======== Dataset rows

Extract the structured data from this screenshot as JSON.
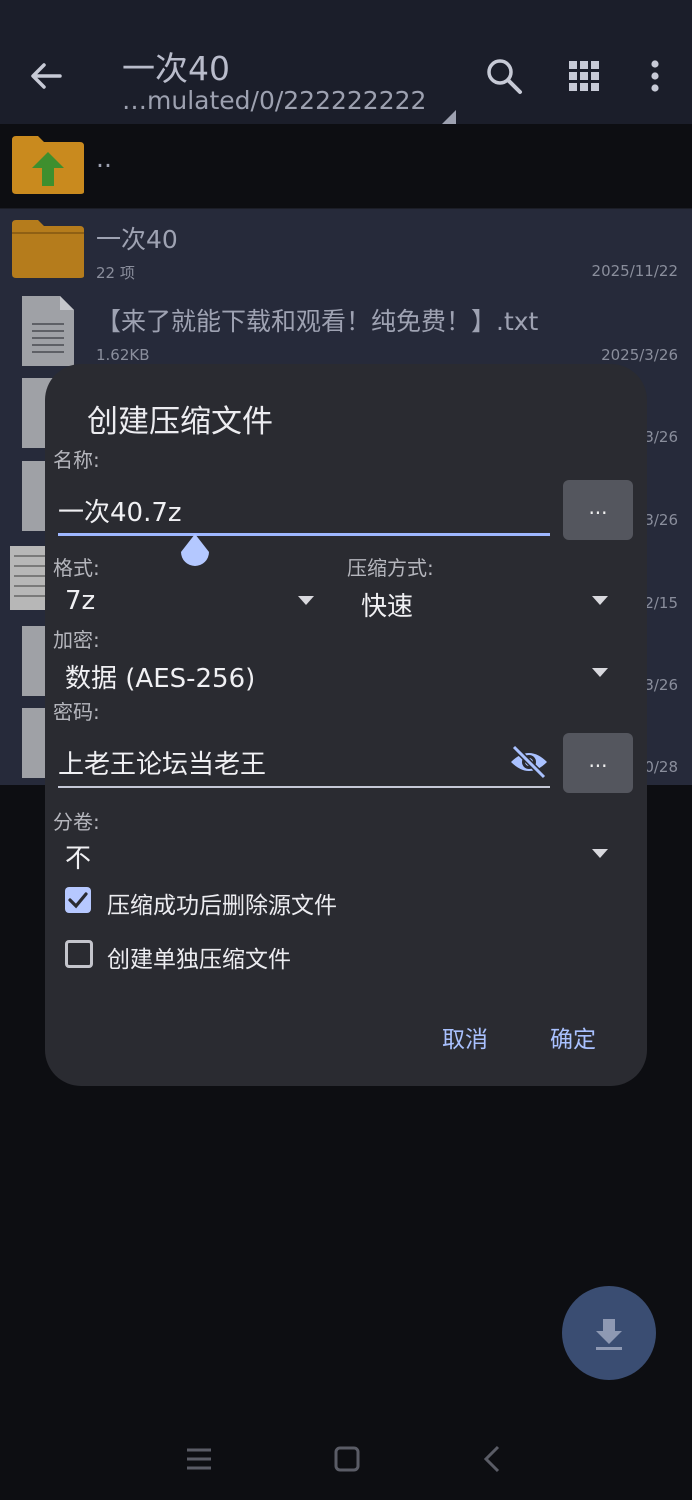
{
  "appbar": {
    "title": "一次40",
    "path": "…mulated/0/222222222"
  },
  "parent_row": {
    "name": ".."
  },
  "files": [
    {
      "name": "一次40",
      "meta": "22 项",
      "date": "2025/11/22",
      "kind": "folder"
    },
    {
      "name": "【来了就能下载和观看！纯免费！】.txt",
      "meta": "1.62KB",
      "date": "2025/3/26",
      "kind": "doc"
    },
    {
      "date": "3/26",
      "kind": "doc"
    },
    {
      "date": "3/26",
      "kind": "doc"
    },
    {
      "date": "2/15",
      "kind": "image"
    },
    {
      "date": "3/26",
      "kind": "doc"
    },
    {
      "date": "0/28",
      "kind": "doc"
    }
  ],
  "dialog": {
    "title": "创建压缩文件",
    "name_label": "名称:",
    "name_value": "一次40.7z",
    "more_button": "...",
    "format_label": "格式:",
    "format_value": "7z",
    "method_label": "压缩方式:",
    "method_value": "快速",
    "encrypt_label": "加密:",
    "encrypt_value": "数据 (AES-256)",
    "password_label": "密码:",
    "password_value": "上老王论坛当老王",
    "split_label": "分卷:",
    "split_value": "不",
    "delete_source_label": "压缩成功后删除源文件",
    "delete_source_checked": true,
    "separate_label": "创建单独压缩文件",
    "separate_checked": false,
    "cancel_label": "取消",
    "ok_label": "确定"
  },
  "colors": {
    "accent": "#a9c1ff",
    "folder": "#c98a1e",
    "dialog_bg": "#2a2b31"
  }
}
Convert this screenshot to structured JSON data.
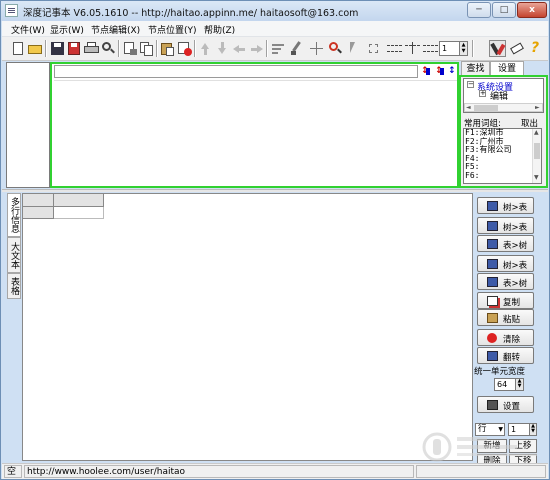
{
  "window": {
    "title": "深度记事本 V6.05.1610 -- http://haitao.appinn.me/  haitaosoft@163.com",
    "min_label": "─",
    "max_label": "□",
    "close_label": "x"
  },
  "menu": {
    "items": [
      "文件(W)",
      "显示(W)",
      "节点编辑(X)",
      "节点位置(Y)",
      "帮助(Z)"
    ]
  },
  "toolbar": {
    "spin_value": "1"
  },
  "right_panel": {
    "tabs": [
      "查找",
      "设置"
    ],
    "tree": {
      "root_label": "系统设置",
      "child_label": "编辑"
    },
    "common_words": {
      "label": "常用词组:",
      "fetch_label": "取出",
      "entries": [
        "F1:深圳市",
        "F2:广州市",
        "F3:有限公司",
        "F4:",
        "F5:",
        "F6:"
      ]
    }
  },
  "vertical_tabs": [
    "多行信息",
    "大文本",
    "表格"
  ],
  "side_buttons": [
    {
      "label": "树>表",
      "icon": "table-icon"
    },
    {
      "label": "树>表",
      "icon": "table-icon"
    },
    {
      "label": "表>树",
      "icon": "table-icon"
    },
    {
      "label": "树>表",
      "icon": "table-icon"
    },
    {
      "label": "表>树",
      "icon": "table-icon"
    },
    {
      "label": "复制",
      "icon": "copy-icon"
    },
    {
      "label": "粘贴",
      "icon": "paste-icon"
    },
    {
      "label": "清除",
      "icon": "clear-icon"
    },
    {
      "label": "翻转",
      "icon": "flip-icon"
    }
  ],
  "column_width": {
    "label": "统一单元宽度",
    "value": "64",
    "set_label": "设置"
  },
  "bottom_controls": {
    "row_select": "行",
    "row_number": "1",
    "add_label": "新增",
    "up_label": "上移",
    "delete_label": "删除",
    "down_label": "下移"
  },
  "status": {
    "left": "空",
    "url": "http://www.hoolee.com/user/haitao"
  },
  "colors": {
    "accent_green": "#31d131",
    "tree_link": "#0000cc"
  }
}
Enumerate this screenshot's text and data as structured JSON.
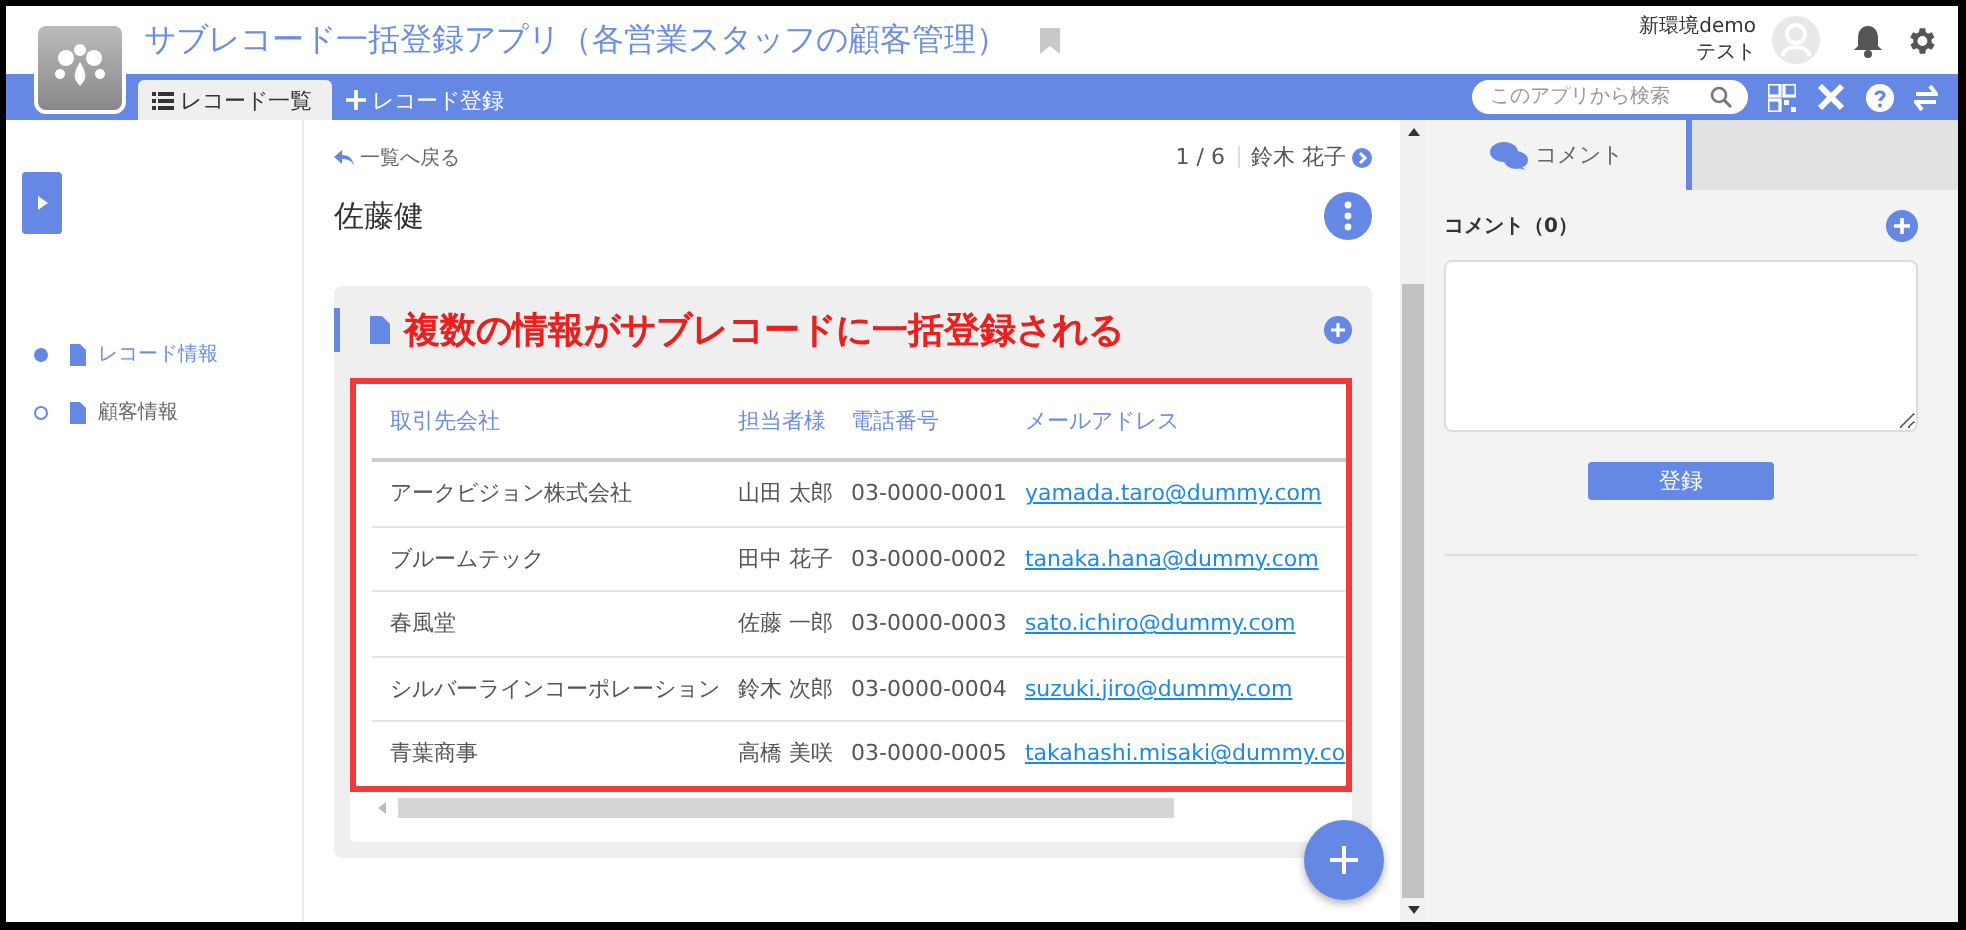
{
  "app": {
    "title": "サブレコード一括登録アプリ（各営業スタッフの顧客管理）"
  },
  "user": {
    "environment": "新環境demo",
    "name": "テスト"
  },
  "tabs": [
    {
      "label": "レコード一覧",
      "selected": true
    },
    {
      "label": "レコード登録",
      "selected": false
    }
  ],
  "search": {
    "placeholder": "このアプリから検索"
  },
  "record": {
    "back": "一覧へ戻る",
    "position": "1 / 6",
    "next": "鈴木 花子",
    "name": "佐藤健"
  },
  "nav_items": [
    {
      "label": "レコード情報",
      "selected": true
    },
    {
      "label": "顧客情報",
      "selected": false
    }
  ],
  "annotation": "複数の情報がサブレコードに一括登録される",
  "table": {
    "columns": [
      "取引先会社",
      "担当者様",
      "電話番号",
      "メールアドレス"
    ],
    "rows": [
      [
        "アークビジョン株式会社",
        "山田 太郎",
        "03-0000-0001",
        "yamada.taro@dummy.com"
      ],
      [
        "ブルームテック",
        "田中 花子",
        "03-0000-0002",
        "tanaka.hana@dummy.com"
      ],
      [
        "春風堂",
        "佐藤 一郎",
        "03-0000-0003",
        "sato.ichiro@dummy.com"
      ],
      [
        "シルバーラインコーポレーション",
        "鈴木 次郎",
        "03-0000-0004",
        "suzuki.jiro@dummy.com"
      ],
      [
        "青葉商事",
        "高橋 美咲",
        "03-0000-0005",
        "takahashi.misaki@dummy.co"
      ]
    ]
  },
  "comments": {
    "tab": "コメント",
    "heading": "コメント（0）",
    "submit": "登録"
  }
}
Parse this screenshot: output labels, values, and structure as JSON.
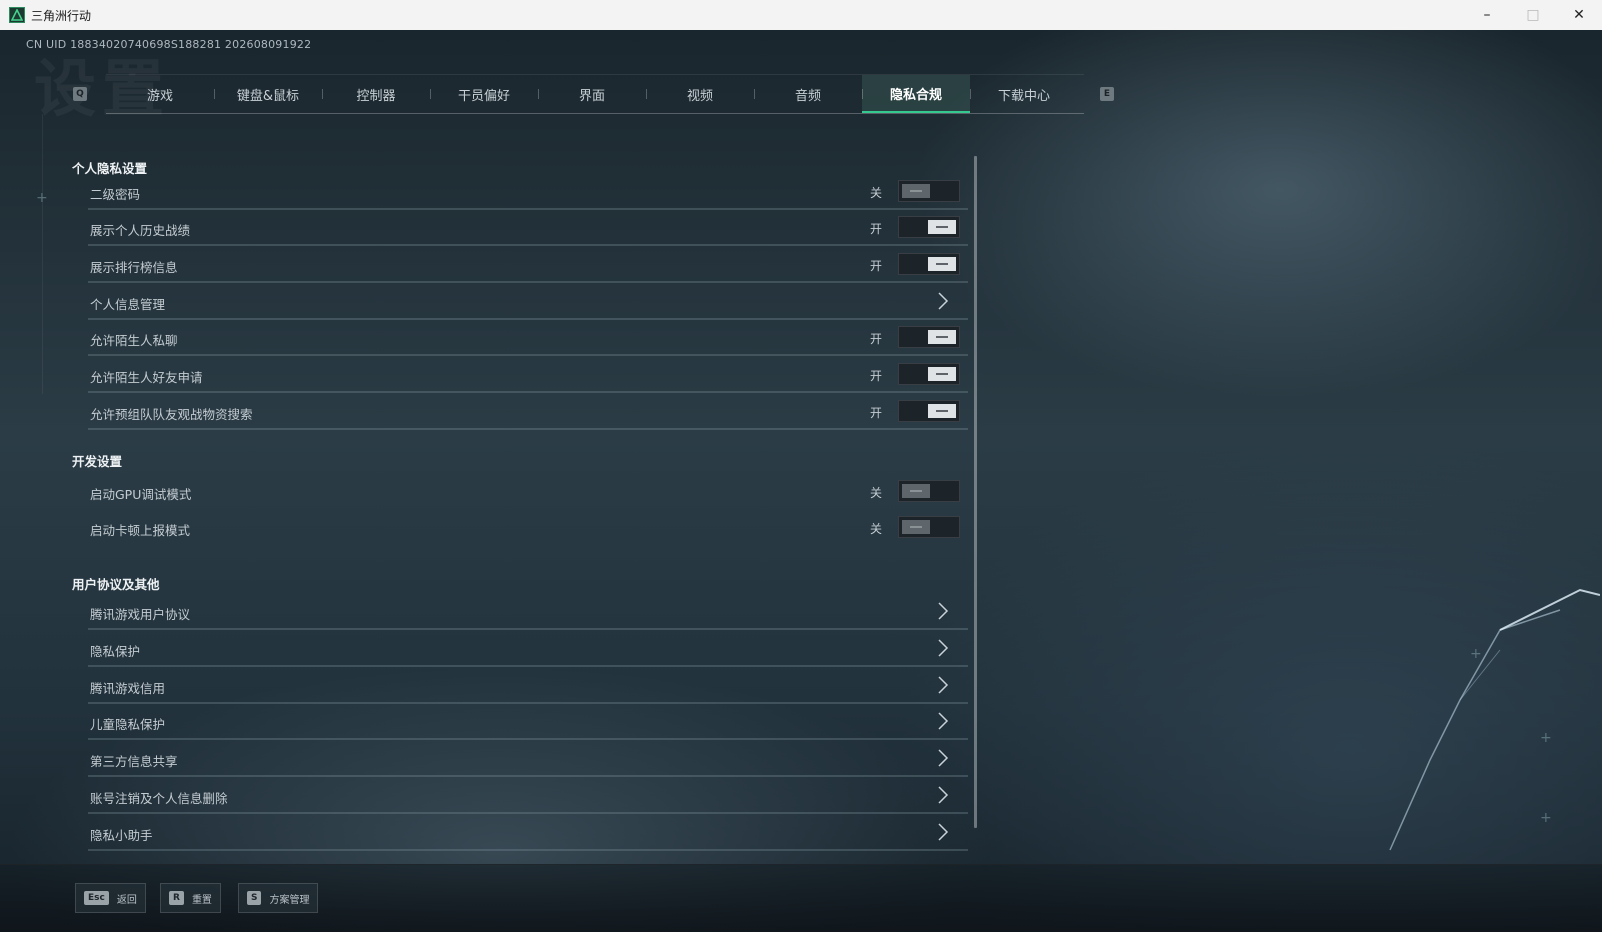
{
  "window": {
    "title": "三角洲行动",
    "minimize": "–",
    "maximize": "□",
    "close": "✕"
  },
  "header": {
    "uid": "CN UID 18834020740698S188281 202608091922",
    "bg_title": "设置",
    "prev_key": "Q",
    "next_key": "E"
  },
  "tabs": [
    {
      "label": "游戏"
    },
    {
      "label": "键盘&鼠标"
    },
    {
      "label": "控制器"
    },
    {
      "label": "干员偏好"
    },
    {
      "label": "界面"
    },
    {
      "label": "视频"
    },
    {
      "label": "音频"
    },
    {
      "label": "隐私合规",
      "active": true
    },
    {
      "label": "下载中心"
    }
  ],
  "sections": {
    "privacy": {
      "title": "个人隐私设置",
      "rows": [
        {
          "label": "二级密码",
          "state": "关"
        },
        {
          "label": "展示个人历史战绩",
          "state": "开"
        },
        {
          "label": "展示排行榜信息",
          "state": "开"
        },
        {
          "label": "个人信息管理"
        },
        {
          "label": "允许陌生人私聊",
          "state": "开"
        },
        {
          "label": "允许陌生人好友申请",
          "state": "开"
        },
        {
          "label": "允许预组队队友观战物资搜索",
          "state": "开"
        }
      ]
    },
    "dev": {
      "title": "开发设置",
      "rows": [
        {
          "label": "启动GPU调试模式",
          "state": "关"
        },
        {
          "label": "启动卡顿上报模式",
          "state": "关"
        }
      ]
    },
    "agreements": {
      "title": "用户协议及其他",
      "rows": [
        {
          "label": "腾讯游戏用户协议"
        },
        {
          "label": "隐私保护"
        },
        {
          "label": "腾讯游戏信用"
        },
        {
          "label": "儿童隐私保护"
        },
        {
          "label": "第三方信息共享"
        },
        {
          "label": "账号注销及个人信息删除"
        },
        {
          "label": "隐私小助手"
        }
      ]
    }
  },
  "bottom": {
    "back": {
      "key": "Esc",
      "label": "返回"
    },
    "reset": {
      "key": "R",
      "label": "重置"
    },
    "scheme": {
      "key": "S",
      "label": "方案管理"
    }
  },
  "colors": {
    "accent": "#35c98f",
    "toggle_on_knob": "#dfe3e5",
    "toggle_off_knob": "#5e666b"
  }
}
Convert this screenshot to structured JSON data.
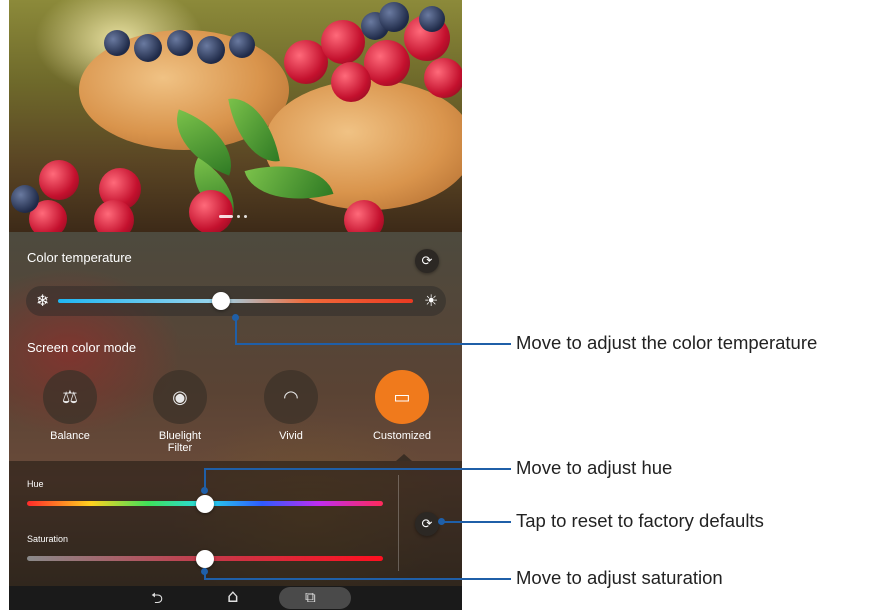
{
  "color_temperature": {
    "title": "Color temperature",
    "cool_icon": "❄",
    "warm_icon": "☀",
    "reset_icon": "⟳",
    "value_percent": 46
  },
  "screen_color_mode": {
    "title": "Screen color mode",
    "modes": [
      {
        "label": "Balance",
        "icon": "⚖",
        "active": false
      },
      {
        "label": "Bluelight Filter",
        "icon": "◉",
        "active": false
      },
      {
        "label": "Vivid",
        "icon": "◠",
        "active": false
      },
      {
        "label": "Customized",
        "icon": "▭",
        "active": true
      }
    ]
  },
  "customize": {
    "hue_label": "Hue",
    "saturation_label": "Saturation",
    "hue_percent": 50,
    "saturation_percent": 50,
    "reset_icon": "⟳"
  },
  "navbar": {
    "back_icon": "⮌",
    "home_icon": "⌂",
    "recents_icon": "⧉"
  },
  "callouts": {
    "color_temperature": "Move to adjust the color temperature",
    "hue": "Move to adjust hue",
    "reset": "Tap to reset to factory defaults",
    "saturation": "Move to adjust saturation"
  },
  "colors": {
    "accent": "#f07a1c",
    "callout": "#1f5fa8"
  }
}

================

Given request: Check the data for the word "dummy" and pull out the lines that have it.

Output:
        "yamada.taro@dummy.com"
        "tanaka.hana@dummy.com"
        "sato.ichiro@dummy.com"
        "suzuki.jiro@dummy.com"
        "takahashi.misaki@dummy.co"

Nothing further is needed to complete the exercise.